- What is required
Scan the material and copy every line in which "rates" appears.

[A run of records]
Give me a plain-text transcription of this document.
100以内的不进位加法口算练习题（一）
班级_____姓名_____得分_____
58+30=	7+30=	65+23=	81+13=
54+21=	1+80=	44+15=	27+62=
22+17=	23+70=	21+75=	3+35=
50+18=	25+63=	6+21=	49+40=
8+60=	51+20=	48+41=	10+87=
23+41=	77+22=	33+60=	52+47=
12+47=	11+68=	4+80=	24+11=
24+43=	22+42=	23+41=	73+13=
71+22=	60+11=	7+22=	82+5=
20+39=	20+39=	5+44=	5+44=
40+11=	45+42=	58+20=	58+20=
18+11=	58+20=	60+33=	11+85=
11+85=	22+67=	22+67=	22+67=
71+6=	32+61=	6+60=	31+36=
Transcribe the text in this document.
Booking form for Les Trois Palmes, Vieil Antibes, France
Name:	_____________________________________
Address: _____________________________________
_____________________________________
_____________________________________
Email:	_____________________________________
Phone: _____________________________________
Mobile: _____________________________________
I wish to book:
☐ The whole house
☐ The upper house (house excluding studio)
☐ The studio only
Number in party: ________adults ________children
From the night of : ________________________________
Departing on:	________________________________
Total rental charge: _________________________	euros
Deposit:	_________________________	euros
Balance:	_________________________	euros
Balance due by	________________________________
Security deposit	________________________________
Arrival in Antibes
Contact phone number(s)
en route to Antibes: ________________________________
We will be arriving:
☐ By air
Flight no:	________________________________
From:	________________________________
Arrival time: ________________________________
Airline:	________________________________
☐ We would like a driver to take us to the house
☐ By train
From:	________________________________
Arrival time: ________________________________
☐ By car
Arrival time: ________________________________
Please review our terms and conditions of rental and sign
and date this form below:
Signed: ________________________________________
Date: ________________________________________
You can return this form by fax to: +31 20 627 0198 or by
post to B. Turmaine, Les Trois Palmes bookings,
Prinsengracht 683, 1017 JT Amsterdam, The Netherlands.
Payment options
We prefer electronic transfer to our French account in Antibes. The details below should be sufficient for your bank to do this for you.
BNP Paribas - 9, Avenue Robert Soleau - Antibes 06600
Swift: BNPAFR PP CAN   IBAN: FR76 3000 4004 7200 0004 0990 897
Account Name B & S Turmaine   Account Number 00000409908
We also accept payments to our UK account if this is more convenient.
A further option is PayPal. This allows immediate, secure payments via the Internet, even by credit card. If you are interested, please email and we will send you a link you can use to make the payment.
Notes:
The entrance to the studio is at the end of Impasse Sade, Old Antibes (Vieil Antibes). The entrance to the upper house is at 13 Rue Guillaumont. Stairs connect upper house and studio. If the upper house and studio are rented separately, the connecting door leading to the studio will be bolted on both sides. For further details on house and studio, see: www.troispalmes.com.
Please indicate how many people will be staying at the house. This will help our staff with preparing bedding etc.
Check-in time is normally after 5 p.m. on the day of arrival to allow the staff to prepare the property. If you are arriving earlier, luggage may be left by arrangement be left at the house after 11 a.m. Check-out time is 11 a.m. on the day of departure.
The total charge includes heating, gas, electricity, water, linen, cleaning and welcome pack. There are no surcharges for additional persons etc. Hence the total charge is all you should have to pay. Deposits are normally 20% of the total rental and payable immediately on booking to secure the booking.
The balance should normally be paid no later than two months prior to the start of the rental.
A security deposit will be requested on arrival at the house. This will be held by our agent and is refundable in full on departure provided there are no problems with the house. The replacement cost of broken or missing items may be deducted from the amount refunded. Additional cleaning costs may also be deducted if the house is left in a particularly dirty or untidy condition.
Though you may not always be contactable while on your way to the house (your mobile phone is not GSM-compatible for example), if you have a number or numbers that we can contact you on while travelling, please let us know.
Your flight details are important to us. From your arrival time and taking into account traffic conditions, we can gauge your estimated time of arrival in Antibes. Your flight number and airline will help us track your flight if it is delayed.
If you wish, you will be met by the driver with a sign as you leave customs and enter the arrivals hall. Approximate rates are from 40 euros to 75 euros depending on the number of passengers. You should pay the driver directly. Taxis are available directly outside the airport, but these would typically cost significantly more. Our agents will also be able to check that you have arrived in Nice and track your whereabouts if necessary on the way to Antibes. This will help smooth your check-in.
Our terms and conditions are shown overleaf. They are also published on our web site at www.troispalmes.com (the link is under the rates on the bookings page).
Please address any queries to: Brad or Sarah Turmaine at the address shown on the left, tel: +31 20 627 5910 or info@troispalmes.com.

- Answer to this problem
If you wish, you will be met by the driver with a sign as you leave customs and enter the arrivals hall. Approximate rates are from 40 euros to 75 euros depending on the number of passengers. You should pay the driver directly. Taxis are available directly outside the airport, but these would typically cost significantly more. Our agents will also be able to check that you have arrived in Nice and track your whereabouts if necessary on the way to Antibes. This will help smooth your check-in.
Our terms and conditions are shown overleaf. They are also published on our web site at www.troispalmes.com (the link is under the rates on the bookings page).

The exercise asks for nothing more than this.